--- begin ---

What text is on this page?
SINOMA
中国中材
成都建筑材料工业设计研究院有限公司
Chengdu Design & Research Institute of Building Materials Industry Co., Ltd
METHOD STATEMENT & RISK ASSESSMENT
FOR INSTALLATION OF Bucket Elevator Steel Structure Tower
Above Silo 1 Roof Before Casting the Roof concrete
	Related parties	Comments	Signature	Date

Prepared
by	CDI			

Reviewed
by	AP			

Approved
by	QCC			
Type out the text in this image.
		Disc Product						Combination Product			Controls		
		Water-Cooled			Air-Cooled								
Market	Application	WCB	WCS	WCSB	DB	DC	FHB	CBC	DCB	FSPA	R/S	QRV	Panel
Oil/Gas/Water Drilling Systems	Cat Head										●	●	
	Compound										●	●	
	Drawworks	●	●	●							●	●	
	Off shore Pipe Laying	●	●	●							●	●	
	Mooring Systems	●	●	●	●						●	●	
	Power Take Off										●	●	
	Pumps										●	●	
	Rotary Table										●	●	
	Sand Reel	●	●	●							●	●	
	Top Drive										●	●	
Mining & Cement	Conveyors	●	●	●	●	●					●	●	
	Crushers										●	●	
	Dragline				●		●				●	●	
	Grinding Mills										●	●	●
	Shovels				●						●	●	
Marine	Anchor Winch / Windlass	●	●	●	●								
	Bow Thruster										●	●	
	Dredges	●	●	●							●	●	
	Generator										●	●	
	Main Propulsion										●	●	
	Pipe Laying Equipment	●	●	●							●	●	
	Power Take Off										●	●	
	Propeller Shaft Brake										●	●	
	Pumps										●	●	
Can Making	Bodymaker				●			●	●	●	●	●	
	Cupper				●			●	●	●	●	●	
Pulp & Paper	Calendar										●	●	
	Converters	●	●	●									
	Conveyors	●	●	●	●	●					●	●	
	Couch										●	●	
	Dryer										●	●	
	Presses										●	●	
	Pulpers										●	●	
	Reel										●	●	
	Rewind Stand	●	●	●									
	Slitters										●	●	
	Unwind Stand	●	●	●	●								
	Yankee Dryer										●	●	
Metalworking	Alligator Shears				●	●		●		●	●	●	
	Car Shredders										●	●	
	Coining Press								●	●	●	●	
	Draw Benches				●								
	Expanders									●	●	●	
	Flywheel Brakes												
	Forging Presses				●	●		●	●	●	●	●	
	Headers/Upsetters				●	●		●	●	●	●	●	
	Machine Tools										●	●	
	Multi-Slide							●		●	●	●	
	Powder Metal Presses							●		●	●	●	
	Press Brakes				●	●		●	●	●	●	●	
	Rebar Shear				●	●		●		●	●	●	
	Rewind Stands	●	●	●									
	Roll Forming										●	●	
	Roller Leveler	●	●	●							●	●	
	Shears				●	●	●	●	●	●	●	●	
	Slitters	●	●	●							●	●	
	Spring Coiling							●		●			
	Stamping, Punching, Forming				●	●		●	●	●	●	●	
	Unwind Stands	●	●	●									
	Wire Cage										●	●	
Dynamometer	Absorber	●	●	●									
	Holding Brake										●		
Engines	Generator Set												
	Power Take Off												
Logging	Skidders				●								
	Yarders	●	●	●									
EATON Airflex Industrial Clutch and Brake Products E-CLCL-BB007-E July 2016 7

--- end ---
--- begin ---

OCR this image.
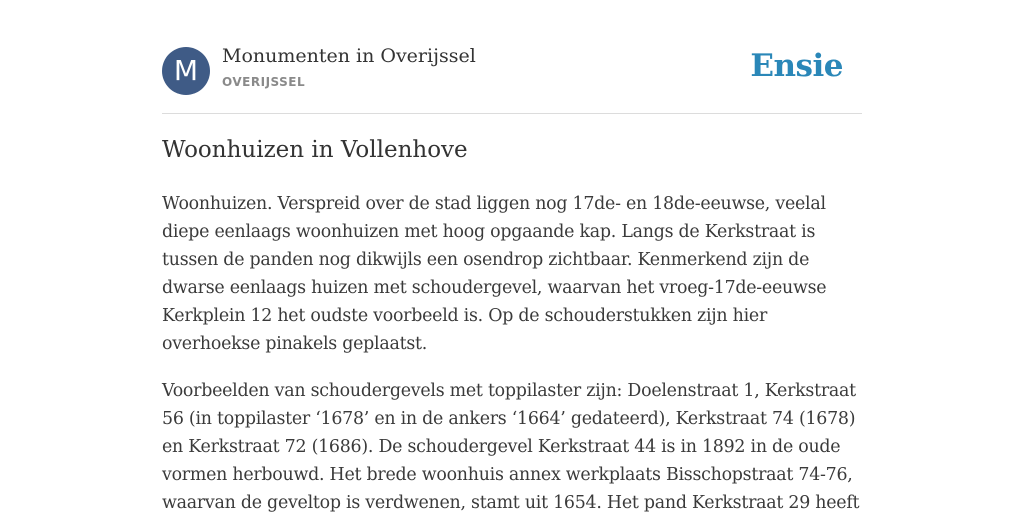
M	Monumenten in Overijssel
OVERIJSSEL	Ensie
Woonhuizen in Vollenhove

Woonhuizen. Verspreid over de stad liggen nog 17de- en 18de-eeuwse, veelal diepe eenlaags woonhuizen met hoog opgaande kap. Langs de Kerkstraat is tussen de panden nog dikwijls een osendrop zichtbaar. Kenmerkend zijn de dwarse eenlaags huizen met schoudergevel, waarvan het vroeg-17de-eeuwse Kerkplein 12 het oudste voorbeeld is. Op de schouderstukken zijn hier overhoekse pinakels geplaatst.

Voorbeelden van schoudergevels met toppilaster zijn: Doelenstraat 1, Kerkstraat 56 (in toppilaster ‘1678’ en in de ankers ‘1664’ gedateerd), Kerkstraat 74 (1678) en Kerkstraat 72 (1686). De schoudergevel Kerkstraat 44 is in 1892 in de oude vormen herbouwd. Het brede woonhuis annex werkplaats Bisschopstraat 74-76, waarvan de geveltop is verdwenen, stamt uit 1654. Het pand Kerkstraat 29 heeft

--- end ---
--- begin ---

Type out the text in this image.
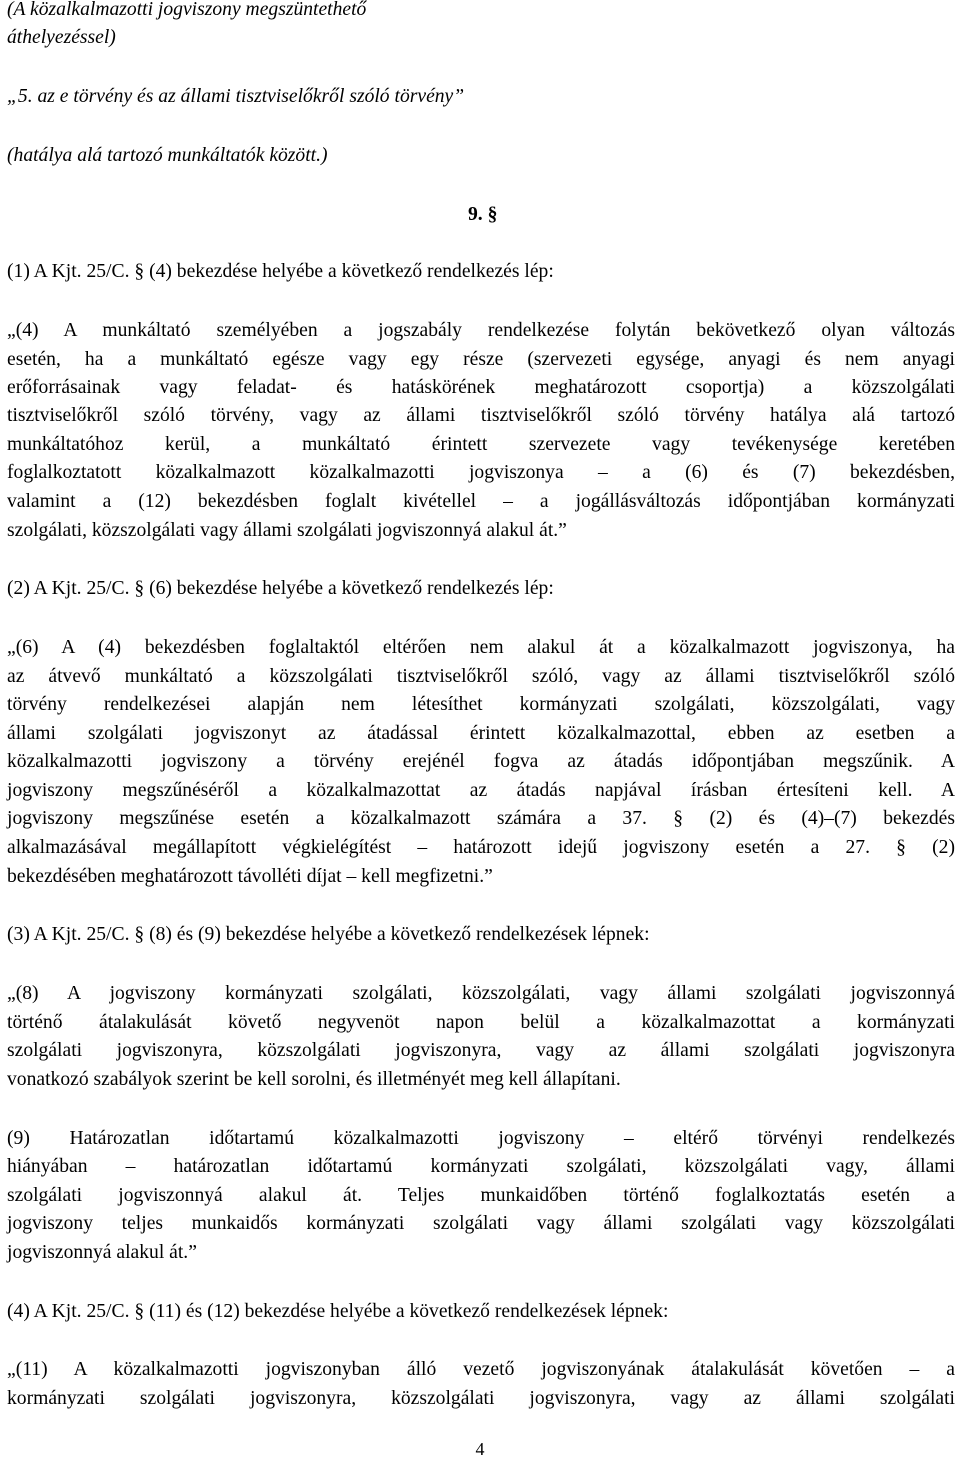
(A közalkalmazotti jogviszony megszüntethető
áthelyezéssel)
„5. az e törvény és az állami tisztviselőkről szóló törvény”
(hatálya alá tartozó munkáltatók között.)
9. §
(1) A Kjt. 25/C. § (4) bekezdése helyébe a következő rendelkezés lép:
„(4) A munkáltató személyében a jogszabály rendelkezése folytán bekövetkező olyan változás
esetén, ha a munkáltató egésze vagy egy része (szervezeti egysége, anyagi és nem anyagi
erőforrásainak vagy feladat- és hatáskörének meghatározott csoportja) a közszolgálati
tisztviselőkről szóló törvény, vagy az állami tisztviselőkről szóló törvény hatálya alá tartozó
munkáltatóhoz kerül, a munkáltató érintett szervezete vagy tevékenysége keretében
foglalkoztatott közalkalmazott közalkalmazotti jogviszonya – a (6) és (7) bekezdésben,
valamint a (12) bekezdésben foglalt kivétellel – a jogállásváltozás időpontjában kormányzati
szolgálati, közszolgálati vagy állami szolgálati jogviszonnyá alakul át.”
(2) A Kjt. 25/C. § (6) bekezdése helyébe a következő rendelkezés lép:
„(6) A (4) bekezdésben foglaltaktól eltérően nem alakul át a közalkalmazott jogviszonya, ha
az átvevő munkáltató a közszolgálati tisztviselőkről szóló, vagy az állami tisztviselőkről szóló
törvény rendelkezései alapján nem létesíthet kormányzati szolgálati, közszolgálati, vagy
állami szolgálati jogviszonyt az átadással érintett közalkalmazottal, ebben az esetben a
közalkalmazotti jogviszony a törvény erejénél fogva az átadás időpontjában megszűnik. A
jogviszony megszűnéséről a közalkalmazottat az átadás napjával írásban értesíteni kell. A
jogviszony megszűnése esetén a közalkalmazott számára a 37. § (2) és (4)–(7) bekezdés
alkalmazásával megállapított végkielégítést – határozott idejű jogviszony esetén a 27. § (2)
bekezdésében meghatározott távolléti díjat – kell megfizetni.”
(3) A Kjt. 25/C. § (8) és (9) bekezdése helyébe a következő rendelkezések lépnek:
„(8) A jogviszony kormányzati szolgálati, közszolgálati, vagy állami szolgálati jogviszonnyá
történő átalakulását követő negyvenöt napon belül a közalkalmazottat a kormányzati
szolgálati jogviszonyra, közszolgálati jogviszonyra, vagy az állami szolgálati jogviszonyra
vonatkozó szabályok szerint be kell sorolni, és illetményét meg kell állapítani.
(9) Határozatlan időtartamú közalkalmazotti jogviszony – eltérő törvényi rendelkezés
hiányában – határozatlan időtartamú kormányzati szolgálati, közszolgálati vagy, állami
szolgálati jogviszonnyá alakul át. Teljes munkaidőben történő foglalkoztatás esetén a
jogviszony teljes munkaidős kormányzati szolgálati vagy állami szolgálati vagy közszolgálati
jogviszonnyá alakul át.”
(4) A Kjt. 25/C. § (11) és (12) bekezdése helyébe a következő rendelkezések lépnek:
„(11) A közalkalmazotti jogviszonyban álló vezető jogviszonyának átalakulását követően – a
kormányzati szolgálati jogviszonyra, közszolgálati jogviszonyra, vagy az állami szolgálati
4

--- end ---

SHORT EXERCISE: In the records above, locate each line with the word "jogviszonya". Copy all such lines.

TASK ANSWER:
foglalkoztatott közalkalmazott közalkalmazotti jogviszonya – a (6) és (7) bekezdésben,
„(6) A (4) bekezdésben foglaltaktól eltérően nem alakul át a közalkalmazott jogviszonya, ha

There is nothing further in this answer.